Objective
In the listing, from its first line up to and including the line with "row-cell: 180,00 bbox=[505, 235, 540, 241]", swap "bounding box" for "enclosing rectangle" and write out those lines with everything else left unchanged.

** BEGIN Excerpted records **

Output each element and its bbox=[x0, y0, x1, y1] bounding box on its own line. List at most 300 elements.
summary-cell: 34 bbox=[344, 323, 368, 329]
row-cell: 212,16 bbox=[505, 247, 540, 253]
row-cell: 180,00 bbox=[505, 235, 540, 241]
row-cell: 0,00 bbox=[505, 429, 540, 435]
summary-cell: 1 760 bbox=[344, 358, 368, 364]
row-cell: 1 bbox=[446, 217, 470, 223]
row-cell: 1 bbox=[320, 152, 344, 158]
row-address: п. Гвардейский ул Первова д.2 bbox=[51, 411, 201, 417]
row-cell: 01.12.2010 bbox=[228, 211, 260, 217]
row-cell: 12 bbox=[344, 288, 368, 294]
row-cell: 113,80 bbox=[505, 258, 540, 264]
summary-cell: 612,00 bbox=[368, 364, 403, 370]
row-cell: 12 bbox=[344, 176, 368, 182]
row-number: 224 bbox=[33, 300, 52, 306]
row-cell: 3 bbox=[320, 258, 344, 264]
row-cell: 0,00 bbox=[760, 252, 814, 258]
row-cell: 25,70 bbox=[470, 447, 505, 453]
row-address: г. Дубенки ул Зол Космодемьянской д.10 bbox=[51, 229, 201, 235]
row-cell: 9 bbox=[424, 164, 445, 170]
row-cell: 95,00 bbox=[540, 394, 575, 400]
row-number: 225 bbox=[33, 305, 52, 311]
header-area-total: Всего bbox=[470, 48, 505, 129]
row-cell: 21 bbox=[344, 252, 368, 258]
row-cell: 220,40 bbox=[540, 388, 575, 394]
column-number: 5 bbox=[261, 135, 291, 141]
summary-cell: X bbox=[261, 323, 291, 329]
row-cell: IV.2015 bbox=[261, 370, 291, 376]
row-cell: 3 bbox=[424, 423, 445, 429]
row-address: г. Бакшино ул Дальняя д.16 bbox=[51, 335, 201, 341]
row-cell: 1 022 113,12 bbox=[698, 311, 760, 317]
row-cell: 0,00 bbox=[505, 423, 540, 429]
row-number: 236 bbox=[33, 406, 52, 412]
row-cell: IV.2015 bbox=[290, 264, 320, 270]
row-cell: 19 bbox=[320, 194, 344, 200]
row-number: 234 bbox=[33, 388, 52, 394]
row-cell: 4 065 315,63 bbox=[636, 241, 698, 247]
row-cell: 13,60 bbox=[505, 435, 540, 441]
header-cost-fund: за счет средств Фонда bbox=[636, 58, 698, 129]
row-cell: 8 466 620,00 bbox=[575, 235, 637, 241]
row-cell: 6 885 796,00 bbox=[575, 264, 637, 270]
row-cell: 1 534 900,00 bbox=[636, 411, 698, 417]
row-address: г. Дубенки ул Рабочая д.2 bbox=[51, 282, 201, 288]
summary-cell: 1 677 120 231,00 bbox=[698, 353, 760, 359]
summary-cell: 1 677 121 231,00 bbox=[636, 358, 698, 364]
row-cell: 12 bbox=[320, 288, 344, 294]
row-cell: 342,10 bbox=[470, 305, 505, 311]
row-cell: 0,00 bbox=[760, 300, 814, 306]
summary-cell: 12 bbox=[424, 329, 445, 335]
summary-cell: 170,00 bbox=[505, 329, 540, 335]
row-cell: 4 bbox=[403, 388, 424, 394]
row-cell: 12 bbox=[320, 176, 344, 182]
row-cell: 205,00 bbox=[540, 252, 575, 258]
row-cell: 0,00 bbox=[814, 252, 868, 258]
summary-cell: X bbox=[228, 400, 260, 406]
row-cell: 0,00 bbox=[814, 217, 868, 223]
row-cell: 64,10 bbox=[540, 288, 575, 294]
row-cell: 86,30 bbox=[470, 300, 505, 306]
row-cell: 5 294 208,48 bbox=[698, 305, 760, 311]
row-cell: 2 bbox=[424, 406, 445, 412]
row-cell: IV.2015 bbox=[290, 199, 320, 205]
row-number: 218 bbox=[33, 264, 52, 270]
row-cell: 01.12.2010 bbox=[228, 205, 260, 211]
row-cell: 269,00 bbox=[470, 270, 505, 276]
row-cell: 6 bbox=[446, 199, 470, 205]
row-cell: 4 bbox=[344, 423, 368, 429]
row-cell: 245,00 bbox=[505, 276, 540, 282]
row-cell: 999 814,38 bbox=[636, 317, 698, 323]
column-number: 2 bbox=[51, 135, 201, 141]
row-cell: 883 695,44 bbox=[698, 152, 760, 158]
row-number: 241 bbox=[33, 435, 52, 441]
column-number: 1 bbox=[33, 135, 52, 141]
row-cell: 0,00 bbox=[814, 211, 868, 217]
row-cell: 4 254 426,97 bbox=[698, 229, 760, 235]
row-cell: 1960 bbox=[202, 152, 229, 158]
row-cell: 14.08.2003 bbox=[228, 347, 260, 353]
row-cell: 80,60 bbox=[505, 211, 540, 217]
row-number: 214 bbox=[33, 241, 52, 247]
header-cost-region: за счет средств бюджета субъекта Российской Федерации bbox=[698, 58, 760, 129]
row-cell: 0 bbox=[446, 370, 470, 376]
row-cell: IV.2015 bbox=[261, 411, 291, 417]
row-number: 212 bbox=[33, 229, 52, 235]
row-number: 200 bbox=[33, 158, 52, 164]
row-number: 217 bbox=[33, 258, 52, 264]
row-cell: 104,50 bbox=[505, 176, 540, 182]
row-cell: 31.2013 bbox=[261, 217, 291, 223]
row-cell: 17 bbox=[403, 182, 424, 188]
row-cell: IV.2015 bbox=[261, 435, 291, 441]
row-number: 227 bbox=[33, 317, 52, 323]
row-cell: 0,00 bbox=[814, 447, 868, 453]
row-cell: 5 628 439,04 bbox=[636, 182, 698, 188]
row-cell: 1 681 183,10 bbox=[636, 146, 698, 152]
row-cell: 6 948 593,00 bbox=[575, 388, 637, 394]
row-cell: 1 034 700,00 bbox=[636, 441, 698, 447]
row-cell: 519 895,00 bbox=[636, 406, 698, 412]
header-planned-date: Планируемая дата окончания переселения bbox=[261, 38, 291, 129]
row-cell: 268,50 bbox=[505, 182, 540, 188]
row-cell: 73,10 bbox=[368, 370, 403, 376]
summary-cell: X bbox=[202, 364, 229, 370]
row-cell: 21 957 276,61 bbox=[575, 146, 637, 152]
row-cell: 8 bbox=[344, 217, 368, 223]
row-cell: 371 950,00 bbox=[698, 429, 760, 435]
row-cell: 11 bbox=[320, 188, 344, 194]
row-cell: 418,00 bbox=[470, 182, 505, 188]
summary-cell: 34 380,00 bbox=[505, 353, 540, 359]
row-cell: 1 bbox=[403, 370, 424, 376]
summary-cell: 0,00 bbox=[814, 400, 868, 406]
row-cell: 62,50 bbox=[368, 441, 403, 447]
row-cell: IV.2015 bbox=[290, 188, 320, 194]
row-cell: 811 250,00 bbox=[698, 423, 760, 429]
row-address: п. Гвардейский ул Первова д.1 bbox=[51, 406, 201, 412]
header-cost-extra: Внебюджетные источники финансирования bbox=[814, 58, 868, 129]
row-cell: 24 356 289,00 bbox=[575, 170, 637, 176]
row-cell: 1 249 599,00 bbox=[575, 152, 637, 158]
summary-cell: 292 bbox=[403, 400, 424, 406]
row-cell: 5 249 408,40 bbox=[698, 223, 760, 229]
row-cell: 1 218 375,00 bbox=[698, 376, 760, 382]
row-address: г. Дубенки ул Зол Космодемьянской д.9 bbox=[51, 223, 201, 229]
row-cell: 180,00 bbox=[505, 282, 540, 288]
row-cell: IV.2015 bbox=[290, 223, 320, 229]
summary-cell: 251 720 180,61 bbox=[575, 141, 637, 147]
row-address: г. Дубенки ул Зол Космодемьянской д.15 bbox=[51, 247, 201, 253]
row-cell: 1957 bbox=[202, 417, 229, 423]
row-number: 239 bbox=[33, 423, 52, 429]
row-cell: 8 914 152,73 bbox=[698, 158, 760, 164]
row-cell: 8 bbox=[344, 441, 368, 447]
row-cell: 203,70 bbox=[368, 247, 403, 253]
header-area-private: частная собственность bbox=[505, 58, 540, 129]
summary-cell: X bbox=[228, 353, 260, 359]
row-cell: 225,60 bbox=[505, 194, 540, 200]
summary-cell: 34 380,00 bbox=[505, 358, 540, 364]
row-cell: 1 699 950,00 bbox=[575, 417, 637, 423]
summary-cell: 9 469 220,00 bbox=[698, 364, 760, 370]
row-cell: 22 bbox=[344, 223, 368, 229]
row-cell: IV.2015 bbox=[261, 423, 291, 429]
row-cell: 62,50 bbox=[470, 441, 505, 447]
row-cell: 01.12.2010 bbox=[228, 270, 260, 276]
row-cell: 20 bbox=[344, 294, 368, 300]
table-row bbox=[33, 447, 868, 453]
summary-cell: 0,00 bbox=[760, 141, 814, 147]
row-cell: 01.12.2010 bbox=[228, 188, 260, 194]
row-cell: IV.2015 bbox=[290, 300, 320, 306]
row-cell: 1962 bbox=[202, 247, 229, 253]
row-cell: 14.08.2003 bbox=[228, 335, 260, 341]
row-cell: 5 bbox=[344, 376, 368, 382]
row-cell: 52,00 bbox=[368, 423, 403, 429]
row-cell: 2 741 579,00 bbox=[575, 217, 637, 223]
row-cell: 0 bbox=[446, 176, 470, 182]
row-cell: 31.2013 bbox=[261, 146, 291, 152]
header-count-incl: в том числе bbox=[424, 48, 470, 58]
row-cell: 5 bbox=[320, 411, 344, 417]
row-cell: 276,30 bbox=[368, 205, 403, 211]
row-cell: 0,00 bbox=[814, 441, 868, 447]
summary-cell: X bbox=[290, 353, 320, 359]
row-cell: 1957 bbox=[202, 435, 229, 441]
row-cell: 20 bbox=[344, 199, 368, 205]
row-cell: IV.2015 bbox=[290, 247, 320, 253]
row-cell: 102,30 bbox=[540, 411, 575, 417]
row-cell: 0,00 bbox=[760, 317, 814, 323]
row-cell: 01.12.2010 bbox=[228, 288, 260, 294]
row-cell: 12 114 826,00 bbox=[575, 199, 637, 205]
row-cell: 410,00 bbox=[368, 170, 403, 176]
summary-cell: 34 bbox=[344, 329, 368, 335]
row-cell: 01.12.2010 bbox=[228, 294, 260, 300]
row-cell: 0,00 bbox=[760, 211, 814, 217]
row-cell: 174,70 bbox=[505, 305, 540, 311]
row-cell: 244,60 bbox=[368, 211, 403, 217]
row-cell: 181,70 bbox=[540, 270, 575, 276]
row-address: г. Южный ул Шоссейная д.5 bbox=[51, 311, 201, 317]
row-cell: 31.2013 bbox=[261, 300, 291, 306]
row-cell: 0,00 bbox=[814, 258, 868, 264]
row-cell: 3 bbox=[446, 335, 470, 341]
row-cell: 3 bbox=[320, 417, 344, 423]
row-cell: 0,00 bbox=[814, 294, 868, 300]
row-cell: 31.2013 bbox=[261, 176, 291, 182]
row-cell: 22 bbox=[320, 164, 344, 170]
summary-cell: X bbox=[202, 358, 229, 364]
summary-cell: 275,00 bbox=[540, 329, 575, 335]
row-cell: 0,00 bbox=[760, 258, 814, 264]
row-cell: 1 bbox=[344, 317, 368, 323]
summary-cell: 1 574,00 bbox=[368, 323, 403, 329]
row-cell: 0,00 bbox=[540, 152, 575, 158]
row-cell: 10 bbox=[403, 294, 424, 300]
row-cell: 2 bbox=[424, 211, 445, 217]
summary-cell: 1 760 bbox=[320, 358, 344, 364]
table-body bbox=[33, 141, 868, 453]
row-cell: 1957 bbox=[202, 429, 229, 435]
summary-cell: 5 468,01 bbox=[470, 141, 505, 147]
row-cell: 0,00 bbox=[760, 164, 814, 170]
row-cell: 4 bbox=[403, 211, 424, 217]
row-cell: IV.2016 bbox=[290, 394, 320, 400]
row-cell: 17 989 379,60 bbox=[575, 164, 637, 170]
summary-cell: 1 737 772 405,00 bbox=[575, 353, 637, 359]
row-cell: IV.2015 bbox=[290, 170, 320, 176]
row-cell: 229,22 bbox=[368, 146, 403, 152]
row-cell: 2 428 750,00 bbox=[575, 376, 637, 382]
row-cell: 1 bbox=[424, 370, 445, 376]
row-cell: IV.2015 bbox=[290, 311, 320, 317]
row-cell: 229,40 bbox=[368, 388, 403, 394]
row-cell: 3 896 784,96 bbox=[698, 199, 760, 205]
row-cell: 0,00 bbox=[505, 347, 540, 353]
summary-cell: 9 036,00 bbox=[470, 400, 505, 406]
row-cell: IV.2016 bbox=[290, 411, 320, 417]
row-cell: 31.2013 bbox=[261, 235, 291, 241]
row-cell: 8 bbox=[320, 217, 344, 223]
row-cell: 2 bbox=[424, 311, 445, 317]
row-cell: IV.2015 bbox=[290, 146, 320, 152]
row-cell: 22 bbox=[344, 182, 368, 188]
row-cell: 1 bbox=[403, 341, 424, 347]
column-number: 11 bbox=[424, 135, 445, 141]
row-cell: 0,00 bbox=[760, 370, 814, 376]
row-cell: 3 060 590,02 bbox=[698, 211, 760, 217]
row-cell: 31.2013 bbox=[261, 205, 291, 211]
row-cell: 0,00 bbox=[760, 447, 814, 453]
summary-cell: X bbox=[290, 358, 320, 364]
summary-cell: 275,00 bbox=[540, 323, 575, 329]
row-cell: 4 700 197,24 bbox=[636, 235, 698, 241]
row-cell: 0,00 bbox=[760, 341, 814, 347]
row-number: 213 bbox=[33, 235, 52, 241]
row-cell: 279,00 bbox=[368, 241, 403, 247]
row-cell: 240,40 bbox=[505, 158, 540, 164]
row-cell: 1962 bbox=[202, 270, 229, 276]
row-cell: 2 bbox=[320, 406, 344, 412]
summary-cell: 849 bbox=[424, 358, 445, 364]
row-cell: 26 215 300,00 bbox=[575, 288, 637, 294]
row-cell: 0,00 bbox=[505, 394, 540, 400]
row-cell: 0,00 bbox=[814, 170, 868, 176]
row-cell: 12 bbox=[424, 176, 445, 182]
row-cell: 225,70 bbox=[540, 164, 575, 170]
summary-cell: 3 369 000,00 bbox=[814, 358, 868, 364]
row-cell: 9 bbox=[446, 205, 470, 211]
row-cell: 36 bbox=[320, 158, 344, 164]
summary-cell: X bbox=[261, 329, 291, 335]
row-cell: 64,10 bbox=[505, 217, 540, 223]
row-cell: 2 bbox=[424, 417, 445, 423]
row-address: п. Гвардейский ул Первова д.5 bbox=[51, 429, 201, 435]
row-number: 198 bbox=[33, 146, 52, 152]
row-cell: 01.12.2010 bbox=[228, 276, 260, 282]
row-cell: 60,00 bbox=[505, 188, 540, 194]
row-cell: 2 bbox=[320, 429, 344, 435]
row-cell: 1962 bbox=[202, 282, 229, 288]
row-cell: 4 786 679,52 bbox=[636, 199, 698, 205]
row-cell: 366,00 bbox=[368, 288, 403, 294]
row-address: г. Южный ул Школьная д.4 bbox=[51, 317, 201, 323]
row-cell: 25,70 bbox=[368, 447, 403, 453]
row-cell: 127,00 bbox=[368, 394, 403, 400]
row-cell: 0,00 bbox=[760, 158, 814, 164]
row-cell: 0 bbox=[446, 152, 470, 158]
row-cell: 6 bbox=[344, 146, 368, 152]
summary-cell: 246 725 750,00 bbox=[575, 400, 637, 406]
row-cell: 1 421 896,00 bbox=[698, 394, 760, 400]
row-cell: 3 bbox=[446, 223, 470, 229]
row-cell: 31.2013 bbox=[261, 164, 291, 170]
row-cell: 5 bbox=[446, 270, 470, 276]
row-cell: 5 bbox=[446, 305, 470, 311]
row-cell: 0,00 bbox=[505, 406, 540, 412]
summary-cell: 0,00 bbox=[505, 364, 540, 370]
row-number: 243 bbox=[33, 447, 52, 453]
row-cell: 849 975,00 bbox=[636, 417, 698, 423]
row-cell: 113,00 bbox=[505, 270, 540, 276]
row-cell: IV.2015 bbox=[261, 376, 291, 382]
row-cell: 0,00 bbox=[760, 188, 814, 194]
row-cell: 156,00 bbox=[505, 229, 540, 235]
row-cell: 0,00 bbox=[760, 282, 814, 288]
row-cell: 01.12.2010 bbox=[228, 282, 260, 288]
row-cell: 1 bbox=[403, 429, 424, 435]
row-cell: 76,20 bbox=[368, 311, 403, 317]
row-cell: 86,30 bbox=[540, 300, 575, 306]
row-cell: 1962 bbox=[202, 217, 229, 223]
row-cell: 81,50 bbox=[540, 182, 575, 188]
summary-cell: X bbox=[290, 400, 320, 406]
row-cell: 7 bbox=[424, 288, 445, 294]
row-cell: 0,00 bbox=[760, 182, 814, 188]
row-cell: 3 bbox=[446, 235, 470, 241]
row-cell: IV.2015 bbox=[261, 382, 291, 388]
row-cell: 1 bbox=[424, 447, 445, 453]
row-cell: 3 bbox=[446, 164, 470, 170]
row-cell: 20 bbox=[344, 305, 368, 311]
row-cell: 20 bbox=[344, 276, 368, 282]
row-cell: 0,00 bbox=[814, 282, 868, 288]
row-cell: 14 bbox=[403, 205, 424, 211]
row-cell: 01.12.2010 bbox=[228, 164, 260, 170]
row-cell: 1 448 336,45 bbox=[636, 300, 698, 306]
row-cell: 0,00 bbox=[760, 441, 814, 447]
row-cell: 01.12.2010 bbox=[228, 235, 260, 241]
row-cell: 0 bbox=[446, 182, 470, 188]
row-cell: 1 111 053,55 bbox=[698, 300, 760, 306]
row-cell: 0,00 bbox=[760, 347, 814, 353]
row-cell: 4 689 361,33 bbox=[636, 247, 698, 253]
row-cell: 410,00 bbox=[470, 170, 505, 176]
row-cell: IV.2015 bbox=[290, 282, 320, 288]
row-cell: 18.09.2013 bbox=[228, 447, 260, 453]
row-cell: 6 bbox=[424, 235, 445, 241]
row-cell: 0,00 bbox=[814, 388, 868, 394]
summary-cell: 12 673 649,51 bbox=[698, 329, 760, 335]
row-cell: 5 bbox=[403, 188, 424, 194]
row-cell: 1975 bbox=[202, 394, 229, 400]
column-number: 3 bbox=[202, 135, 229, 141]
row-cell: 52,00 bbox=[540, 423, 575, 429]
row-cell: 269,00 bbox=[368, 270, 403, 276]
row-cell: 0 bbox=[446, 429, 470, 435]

** END Excerpted records **

Answer
Output each element and its bbox=[x0, y0, x1, y1] enclosing rectangle on its own line. List at most 300 elements.
summary-cell: 34 bbox=[344, 323, 368, 329]
row-cell: 212,16 bbox=[505, 247, 540, 253]
row-cell: 180,00 bbox=[505, 235, 540, 241]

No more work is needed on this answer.